+++ Material to process
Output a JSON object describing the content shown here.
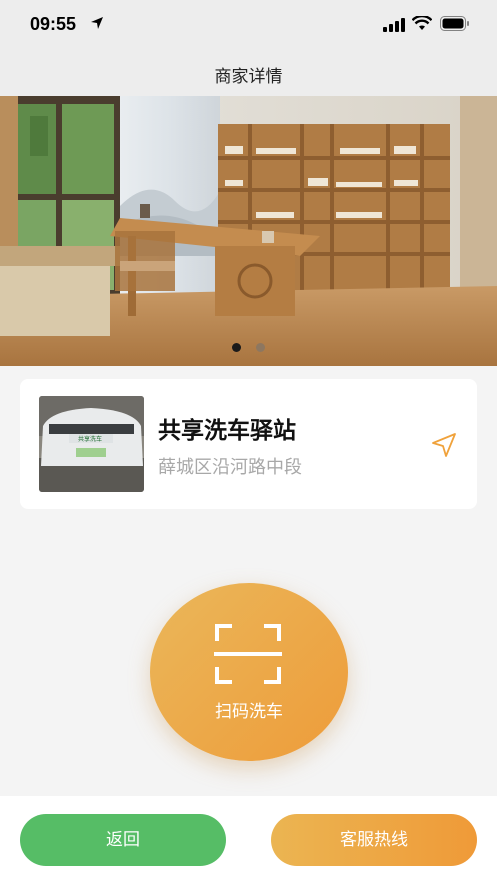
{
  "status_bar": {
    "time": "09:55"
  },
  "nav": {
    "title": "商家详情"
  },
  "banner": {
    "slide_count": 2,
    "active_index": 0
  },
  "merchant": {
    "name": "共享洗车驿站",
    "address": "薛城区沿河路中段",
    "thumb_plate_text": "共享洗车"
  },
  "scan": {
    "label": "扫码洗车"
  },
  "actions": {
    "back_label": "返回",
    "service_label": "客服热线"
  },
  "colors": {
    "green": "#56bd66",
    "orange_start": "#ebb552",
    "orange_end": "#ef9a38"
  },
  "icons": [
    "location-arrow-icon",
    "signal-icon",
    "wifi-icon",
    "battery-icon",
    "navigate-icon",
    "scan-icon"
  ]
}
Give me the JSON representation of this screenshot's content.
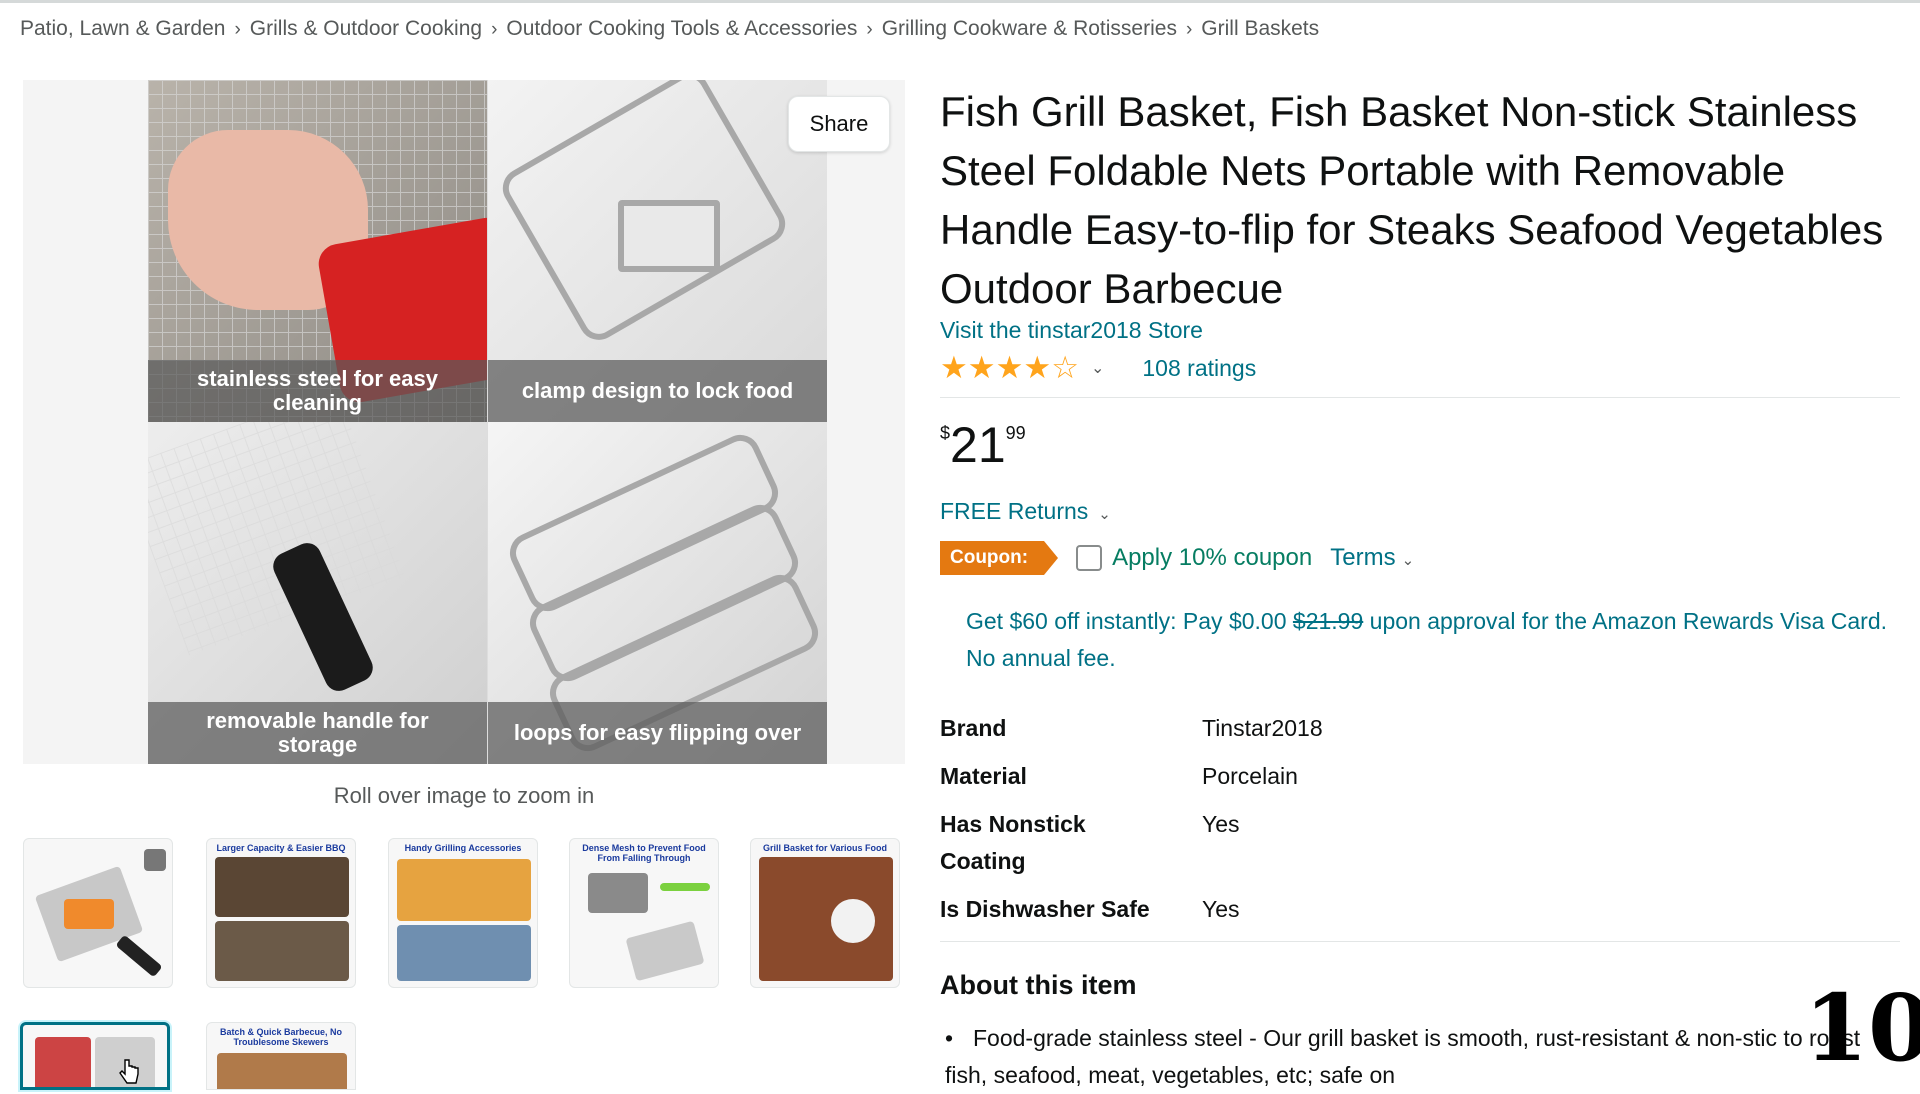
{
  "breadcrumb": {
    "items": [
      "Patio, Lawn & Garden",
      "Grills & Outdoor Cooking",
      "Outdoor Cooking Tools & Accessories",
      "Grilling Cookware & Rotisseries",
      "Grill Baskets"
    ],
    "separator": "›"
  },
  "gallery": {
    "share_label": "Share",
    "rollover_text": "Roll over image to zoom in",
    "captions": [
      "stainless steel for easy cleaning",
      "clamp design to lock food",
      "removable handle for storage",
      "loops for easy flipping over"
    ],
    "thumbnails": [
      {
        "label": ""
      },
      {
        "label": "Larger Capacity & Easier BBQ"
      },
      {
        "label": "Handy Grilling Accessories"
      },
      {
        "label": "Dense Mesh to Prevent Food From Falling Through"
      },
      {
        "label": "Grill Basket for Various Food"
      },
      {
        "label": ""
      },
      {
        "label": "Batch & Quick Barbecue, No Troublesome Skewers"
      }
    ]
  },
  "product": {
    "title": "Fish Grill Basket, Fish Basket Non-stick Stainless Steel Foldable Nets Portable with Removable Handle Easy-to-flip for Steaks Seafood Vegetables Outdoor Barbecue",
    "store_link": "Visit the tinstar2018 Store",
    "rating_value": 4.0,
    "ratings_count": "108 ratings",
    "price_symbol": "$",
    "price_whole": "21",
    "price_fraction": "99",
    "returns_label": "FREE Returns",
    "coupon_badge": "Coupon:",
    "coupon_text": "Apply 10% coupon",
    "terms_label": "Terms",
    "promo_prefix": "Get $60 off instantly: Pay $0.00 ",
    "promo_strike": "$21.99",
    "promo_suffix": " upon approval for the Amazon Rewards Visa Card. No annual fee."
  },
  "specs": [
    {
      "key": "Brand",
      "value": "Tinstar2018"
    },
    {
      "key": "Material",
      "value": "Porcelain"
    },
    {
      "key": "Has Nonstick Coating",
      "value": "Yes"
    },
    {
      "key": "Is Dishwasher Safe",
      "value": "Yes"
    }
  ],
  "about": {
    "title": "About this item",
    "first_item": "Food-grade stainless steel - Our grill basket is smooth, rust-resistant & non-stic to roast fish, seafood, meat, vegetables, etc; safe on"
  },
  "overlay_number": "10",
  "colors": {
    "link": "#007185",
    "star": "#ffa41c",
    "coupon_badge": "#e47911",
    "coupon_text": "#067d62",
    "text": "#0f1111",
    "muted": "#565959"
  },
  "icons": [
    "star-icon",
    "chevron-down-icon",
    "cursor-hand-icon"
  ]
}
++++++
Requirement -> Reproduce all the entries that precede this task, word for word, minus any pictures.

Response to this exercise ->
Output a JSON object describing the content shown here.
{
  "status_bar": {
    "time": "09:55"
  },
  "nav": {
    "title": "商家详情"
  },
  "banner": {
    "slide_count": 2,
    "active_index": 0
  },
  "merchant": {
    "name": "共享洗车驿站",
    "address": "薛城区沿河路中段",
    "thumb_plate_text": "共享洗车"
  },
  "scan": {
    "label": "扫码洗车"
  },
  "actions": {
    "back_label": "返回",
    "service_label": "客服热线"
  },
  "colors": {
    "green": "#56bd66",
    "orange_start": "#ebb552",
    "orange_end": "#ef9a38"
  },
  "icons": [
    "location-arrow-icon",
    "signal-icon",
    "wifi-icon",
    "battery-icon",
    "navigate-icon",
    "scan-icon"
  ]
}
Give me the JSON representation of this screenshot's content.
{
  "breadcrumb": {
    "items": [
      "Patio, Lawn & Garden",
      "Grills & Outdoor Cooking",
      "Outdoor Cooking Tools & Accessories",
      "Grilling Cookware & Rotisseries",
      "Grill Baskets"
    ],
    "separator": "›"
  },
  "gallery": {
    "share_label": "Share",
    "rollover_text": "Roll over image to zoom in",
    "captions": [
      "stainless steel for easy cleaning",
      "clamp design to lock food",
      "removable handle for storage",
      "loops for easy flipping over"
    ],
    "thumbnails": [
      {
        "label": ""
      },
      {
        "label": "Larger Capacity & Easier BBQ"
      },
      {
        "label": "Handy Grilling Accessories"
      },
      {
        "label": "Dense Mesh to Prevent Food From Falling Through"
      },
      {
        "label": "Grill Basket for Various Food"
      },
      {
        "label": ""
      },
      {
        "label": "Batch & Quick Barbecue, No Troublesome Skewers"
      }
    ]
  },
  "product": {
    "title": "Fish Grill Basket, Fish Basket Non-stick Stainless Steel Foldable Nets Portable with Removable Handle Easy-to-flip for Steaks Seafood Vegetables Outdoor Barbecue",
    "store_link": "Visit the tinstar2018 Store",
    "rating_value": 4.0,
    "ratings_count": "108 ratings",
    "price_symbol": "$",
    "price_whole": "21",
    "price_fraction": "99",
    "returns_label": "FREE Returns",
    "coupon_badge": "Coupon:",
    "coupon_text": "Apply 10% coupon",
    "terms_label": "Terms",
    "promo_prefix": "Get $60 off instantly: Pay $0.00 ",
    "promo_strike": "$21.99",
    "promo_suffix": " upon approval for the Amazon Rewards Visa Card. No annual fee."
  },
  "specs": [
    {
      "key": "Brand",
      "value": "Tinstar2018"
    },
    {
      "key": "Material",
      "value": "Porcelain"
    },
    {
      "key": "Has Nonstick Coating",
      "value": "Yes"
    },
    {
      "key": "Is Dishwasher Safe",
      "value": "Yes"
    }
  ],
  "about": {
    "title": "About this item",
    "first_item": "Food-grade stainless steel - Our grill basket is smooth, rust-resistant & non-stic to roast fish, seafood, meat, vegetables, etc; safe on"
  },
  "overlay_number": "10",
  "colors": {
    "link": "#007185",
    "star": "#ffa41c",
    "coupon_badge": "#e47911",
    "coupon_text": "#067d62",
    "text": "#0f1111",
    "muted": "#565959"
  },
  "icons": [
    "star-icon",
    "chevron-down-icon",
    "cursor-hand-icon"
  ]
}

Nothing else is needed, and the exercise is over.